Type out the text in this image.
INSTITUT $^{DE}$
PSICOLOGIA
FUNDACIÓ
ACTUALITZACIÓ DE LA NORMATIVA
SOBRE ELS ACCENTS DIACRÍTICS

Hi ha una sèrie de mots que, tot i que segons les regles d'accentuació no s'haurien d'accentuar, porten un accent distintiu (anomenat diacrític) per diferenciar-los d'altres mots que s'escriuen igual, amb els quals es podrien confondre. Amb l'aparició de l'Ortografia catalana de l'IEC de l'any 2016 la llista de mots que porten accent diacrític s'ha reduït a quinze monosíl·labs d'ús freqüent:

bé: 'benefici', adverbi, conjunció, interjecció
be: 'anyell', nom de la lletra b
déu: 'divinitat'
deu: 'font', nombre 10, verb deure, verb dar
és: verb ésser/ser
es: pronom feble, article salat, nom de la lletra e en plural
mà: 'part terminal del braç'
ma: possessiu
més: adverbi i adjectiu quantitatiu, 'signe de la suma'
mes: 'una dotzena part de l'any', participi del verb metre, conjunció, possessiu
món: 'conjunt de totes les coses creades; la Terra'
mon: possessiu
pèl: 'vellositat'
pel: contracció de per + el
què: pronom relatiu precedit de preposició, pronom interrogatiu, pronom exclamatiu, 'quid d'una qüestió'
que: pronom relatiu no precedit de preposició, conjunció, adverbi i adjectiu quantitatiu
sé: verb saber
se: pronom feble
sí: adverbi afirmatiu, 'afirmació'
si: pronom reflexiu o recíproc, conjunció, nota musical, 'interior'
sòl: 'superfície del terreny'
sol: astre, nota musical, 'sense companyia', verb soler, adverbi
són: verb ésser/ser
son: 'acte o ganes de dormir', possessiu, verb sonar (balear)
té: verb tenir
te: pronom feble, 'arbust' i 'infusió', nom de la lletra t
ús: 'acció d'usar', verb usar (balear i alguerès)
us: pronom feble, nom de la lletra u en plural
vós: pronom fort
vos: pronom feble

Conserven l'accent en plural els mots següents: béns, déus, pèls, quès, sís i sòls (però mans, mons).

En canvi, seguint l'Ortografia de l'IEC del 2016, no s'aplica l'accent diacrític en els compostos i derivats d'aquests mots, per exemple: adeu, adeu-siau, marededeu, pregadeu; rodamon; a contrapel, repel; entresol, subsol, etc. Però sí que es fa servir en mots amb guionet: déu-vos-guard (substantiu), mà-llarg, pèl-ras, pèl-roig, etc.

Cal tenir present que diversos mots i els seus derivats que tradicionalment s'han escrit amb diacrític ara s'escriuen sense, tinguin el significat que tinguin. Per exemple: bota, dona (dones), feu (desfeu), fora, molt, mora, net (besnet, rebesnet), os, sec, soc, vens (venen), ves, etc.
- - - - -
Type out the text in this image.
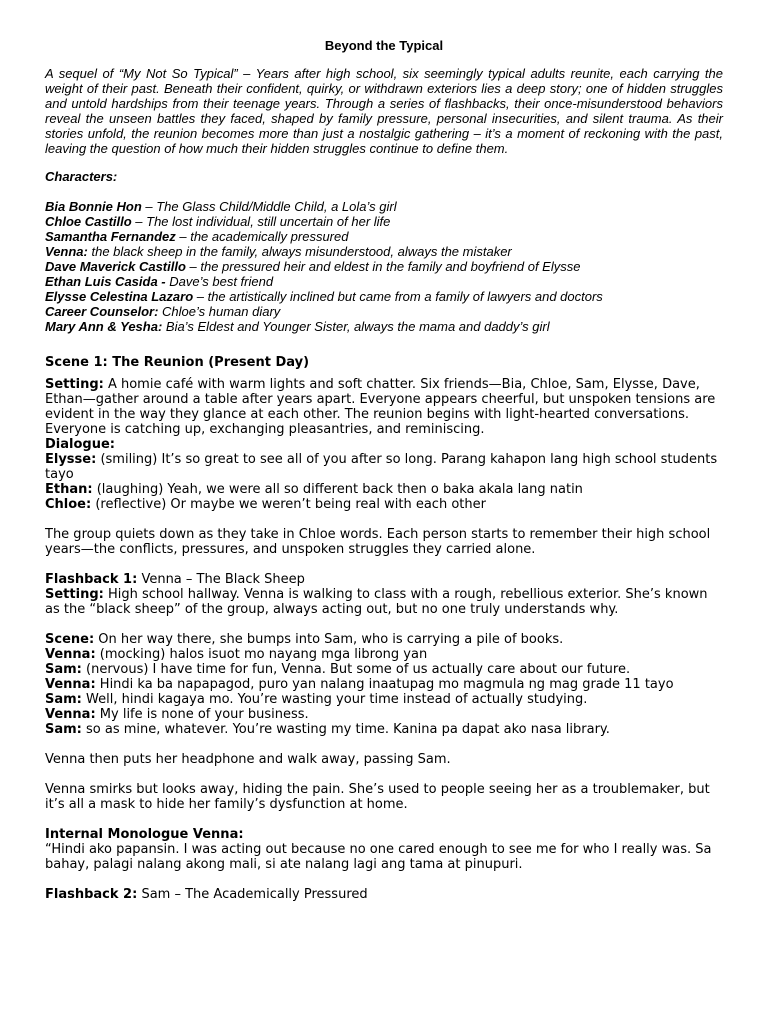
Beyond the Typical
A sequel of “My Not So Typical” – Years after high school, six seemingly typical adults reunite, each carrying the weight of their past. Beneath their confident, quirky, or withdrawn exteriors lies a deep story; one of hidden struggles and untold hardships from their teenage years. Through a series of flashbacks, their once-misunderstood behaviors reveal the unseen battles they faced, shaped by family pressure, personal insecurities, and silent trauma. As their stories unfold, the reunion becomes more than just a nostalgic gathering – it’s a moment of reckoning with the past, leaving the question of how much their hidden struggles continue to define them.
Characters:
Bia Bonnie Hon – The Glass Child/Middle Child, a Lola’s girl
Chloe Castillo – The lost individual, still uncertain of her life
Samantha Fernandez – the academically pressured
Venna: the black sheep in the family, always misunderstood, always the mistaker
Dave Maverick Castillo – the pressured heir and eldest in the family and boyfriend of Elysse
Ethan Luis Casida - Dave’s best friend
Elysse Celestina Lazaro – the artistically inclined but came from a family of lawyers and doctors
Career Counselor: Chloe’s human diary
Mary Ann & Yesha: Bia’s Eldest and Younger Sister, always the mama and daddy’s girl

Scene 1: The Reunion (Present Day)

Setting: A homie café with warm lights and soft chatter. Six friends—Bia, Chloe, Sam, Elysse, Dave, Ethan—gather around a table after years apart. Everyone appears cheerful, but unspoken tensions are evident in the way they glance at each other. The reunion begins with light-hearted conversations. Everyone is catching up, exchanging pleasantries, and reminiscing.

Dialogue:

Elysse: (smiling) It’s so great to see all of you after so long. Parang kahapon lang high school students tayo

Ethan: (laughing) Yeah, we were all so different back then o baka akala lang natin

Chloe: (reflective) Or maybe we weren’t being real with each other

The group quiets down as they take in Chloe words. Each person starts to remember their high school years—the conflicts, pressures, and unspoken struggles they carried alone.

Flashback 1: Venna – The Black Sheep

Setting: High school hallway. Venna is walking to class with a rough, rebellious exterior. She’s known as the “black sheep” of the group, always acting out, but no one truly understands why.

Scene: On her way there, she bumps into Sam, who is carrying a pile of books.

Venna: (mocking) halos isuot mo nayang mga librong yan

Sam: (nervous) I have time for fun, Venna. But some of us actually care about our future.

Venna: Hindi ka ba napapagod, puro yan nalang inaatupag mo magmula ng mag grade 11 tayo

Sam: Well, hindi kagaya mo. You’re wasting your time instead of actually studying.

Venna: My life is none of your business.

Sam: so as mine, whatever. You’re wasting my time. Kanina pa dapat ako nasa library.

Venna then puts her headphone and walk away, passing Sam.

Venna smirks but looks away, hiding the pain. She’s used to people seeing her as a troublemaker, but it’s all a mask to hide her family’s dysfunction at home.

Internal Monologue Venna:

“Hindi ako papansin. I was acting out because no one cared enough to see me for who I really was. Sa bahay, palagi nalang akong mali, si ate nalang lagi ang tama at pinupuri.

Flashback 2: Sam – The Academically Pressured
- - - - -
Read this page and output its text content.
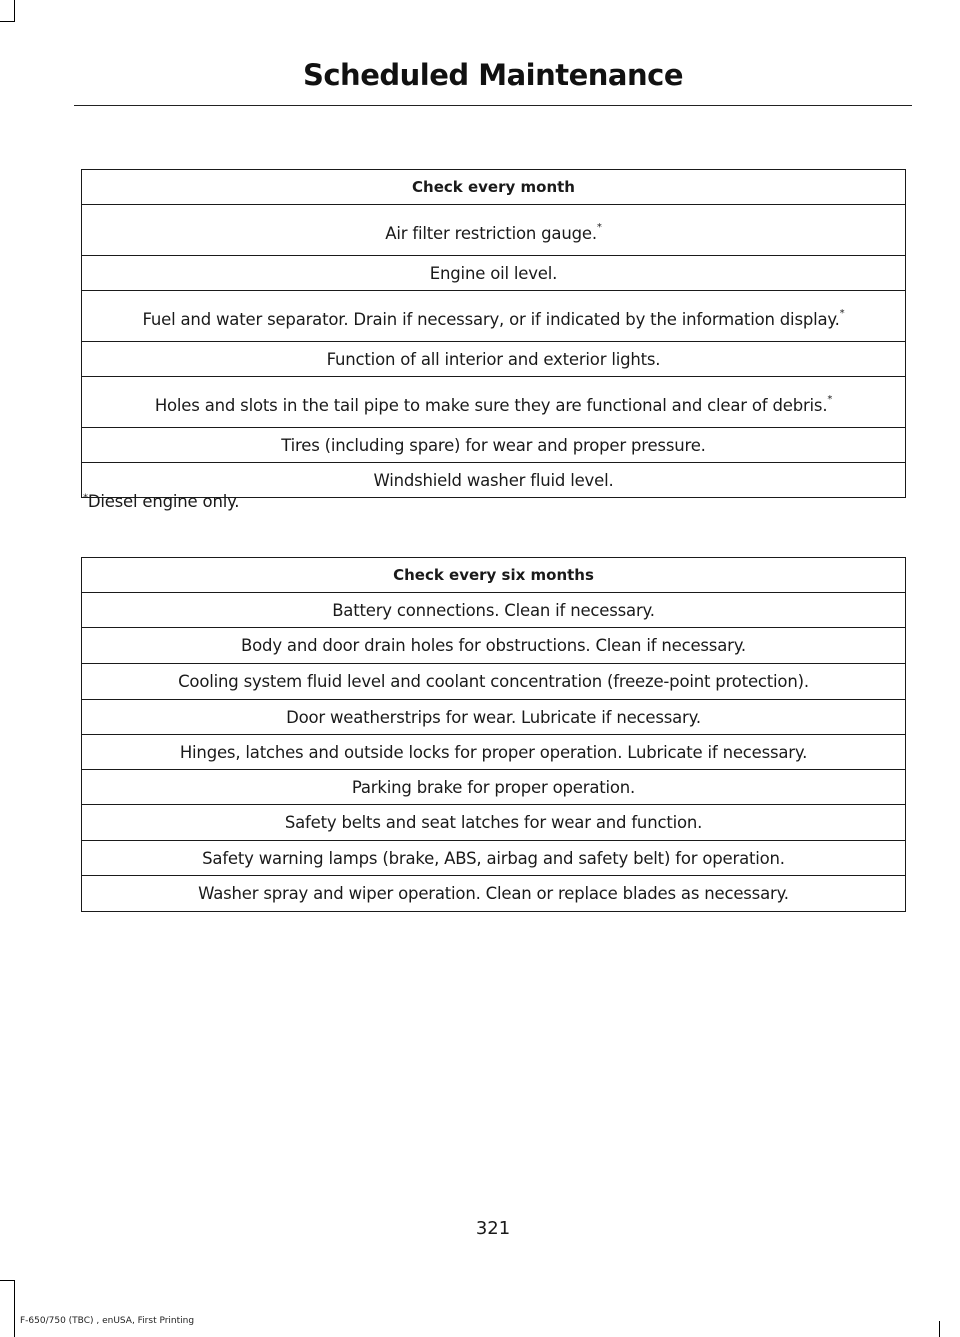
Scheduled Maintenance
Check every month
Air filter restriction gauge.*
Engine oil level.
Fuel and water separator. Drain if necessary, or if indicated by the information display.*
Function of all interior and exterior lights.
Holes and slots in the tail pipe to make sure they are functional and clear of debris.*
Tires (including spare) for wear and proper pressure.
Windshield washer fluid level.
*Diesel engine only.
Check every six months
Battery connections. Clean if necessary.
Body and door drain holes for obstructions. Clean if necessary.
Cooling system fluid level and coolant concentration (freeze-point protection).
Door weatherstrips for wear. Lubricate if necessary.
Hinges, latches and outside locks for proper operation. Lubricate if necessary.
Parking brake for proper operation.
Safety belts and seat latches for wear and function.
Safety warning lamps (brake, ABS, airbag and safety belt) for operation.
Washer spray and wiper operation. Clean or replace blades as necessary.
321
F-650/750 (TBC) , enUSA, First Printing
- - - - -
Identify and extract each line of the listing that contains "proper".

ANSWER TO THE EXERCISE:
Tires (including spare) for wear and proper pressure.
Hinges, latches and outside locks for proper operation. Lubricate if necessary.
Parking brake for proper operation.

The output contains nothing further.